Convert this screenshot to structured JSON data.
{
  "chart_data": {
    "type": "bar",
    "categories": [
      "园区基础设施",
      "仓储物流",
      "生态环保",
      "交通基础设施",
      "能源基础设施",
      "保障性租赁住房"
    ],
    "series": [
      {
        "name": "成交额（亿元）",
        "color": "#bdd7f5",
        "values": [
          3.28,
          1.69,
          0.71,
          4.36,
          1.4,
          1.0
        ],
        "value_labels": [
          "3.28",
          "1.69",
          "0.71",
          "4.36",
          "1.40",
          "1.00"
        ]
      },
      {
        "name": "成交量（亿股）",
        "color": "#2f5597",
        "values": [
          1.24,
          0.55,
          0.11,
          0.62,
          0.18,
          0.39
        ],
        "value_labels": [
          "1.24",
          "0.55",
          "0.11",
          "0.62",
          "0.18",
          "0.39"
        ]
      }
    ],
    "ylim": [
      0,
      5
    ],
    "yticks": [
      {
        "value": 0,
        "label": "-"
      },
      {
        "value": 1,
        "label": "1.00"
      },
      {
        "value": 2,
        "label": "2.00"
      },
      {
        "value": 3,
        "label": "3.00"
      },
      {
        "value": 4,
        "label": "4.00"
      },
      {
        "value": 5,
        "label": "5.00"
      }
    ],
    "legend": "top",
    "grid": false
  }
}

WHAT YOU WILL DO: Without leaving anything out, give the entries again exactly.

IN RESPONSE:
Convert this screenshot to structured JSON data.
{
  "chart_data": {
    "type": "bar",
    "categories": [
      "园区基础设施",
      "仓储物流",
      "生态环保",
      "交通基础设施",
      "能源基础设施",
      "保障性租赁住房"
    ],
    "series": [
      {
        "name": "成交额（亿元）",
        "color": "#bdd7f5",
        "values": [
          3.28,
          1.69,
          0.71,
          4.36,
          1.4,
          1.0
        ],
        "value_labels": [
          "3.28",
          "1.69",
          "0.71",
          "4.36",
          "1.40",
          "1.00"
        ]
      },
      {
        "name": "成交量（亿股）",
        "color": "#2f5597",
        "values": [
          1.24,
          0.55,
          0.11,
          0.62,
          0.18,
          0.39
        ],
        "value_labels": [
          "1.24",
          "0.55",
          "0.11",
          "0.62",
          "0.18",
          "0.39"
        ]
      }
    ],
    "ylim": [
      0,
      5
    ],
    "yticks": [
      {
        "value": 0,
        "label": "-"
      },
      {
        "value": 1,
        "label": "1.00"
      },
      {
        "value": 2,
        "label": "2.00"
      },
      {
        "value": 3,
        "label": "3.00"
      },
      {
        "value": 4,
        "label": "4.00"
      },
      {
        "value": 5,
        "label": "5.00"
      }
    ],
    "legend": "top",
    "grid": false
  }
}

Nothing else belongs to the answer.